*MATERIAL PROVIDED*:
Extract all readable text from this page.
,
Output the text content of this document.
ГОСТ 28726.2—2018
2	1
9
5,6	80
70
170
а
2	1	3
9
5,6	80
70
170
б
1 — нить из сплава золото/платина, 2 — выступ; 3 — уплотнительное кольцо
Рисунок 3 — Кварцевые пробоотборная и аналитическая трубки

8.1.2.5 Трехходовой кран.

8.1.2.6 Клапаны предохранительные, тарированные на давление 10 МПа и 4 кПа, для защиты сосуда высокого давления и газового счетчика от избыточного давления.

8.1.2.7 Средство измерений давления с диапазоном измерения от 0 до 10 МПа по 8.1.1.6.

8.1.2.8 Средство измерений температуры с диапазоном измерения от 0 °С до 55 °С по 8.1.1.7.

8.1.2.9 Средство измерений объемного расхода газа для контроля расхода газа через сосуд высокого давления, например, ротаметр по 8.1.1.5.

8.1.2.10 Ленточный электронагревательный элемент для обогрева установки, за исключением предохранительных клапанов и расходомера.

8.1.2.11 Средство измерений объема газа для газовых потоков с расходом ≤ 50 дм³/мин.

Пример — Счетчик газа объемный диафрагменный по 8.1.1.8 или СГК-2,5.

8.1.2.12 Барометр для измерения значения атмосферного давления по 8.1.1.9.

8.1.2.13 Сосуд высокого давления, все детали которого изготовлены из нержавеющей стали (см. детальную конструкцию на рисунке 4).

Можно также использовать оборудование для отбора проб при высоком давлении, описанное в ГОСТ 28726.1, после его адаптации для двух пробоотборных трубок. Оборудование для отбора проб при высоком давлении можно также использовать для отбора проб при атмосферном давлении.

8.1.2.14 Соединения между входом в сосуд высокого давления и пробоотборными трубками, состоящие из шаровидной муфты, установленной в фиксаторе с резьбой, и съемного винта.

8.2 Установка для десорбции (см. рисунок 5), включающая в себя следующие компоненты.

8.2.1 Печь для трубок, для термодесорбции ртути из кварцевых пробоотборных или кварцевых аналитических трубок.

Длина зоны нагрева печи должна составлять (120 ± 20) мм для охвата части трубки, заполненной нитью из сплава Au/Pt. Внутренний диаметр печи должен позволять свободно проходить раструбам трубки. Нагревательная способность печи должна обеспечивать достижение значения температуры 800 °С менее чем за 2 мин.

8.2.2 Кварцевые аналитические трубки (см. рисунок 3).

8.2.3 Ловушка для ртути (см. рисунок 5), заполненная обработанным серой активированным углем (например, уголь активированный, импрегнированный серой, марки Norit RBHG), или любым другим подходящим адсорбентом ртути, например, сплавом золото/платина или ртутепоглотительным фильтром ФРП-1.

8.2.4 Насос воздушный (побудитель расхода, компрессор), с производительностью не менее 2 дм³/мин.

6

*WHAT TO DO*: Show the lines that mention the word "Средство".

*FINISHED TASK*:
8.1.2.7 Средство измерений давления с диапазоном измерения от 0 до 10 МПа по 8.1.1.6.
8.1.2.8 Средство измерений температуры с диапазоном измерения от 0 °С до 55 °С по 8.1.1.7.
8.1.2.9 Средство измерений объемного расхода газа для контроля расхода газа через сосуд высокого давления, например, ротаметр по 8.1.1.5.
8.1.2.11 Средство измерений объема газа для газовых потоков с расходом ≤ 50 дм³/мин.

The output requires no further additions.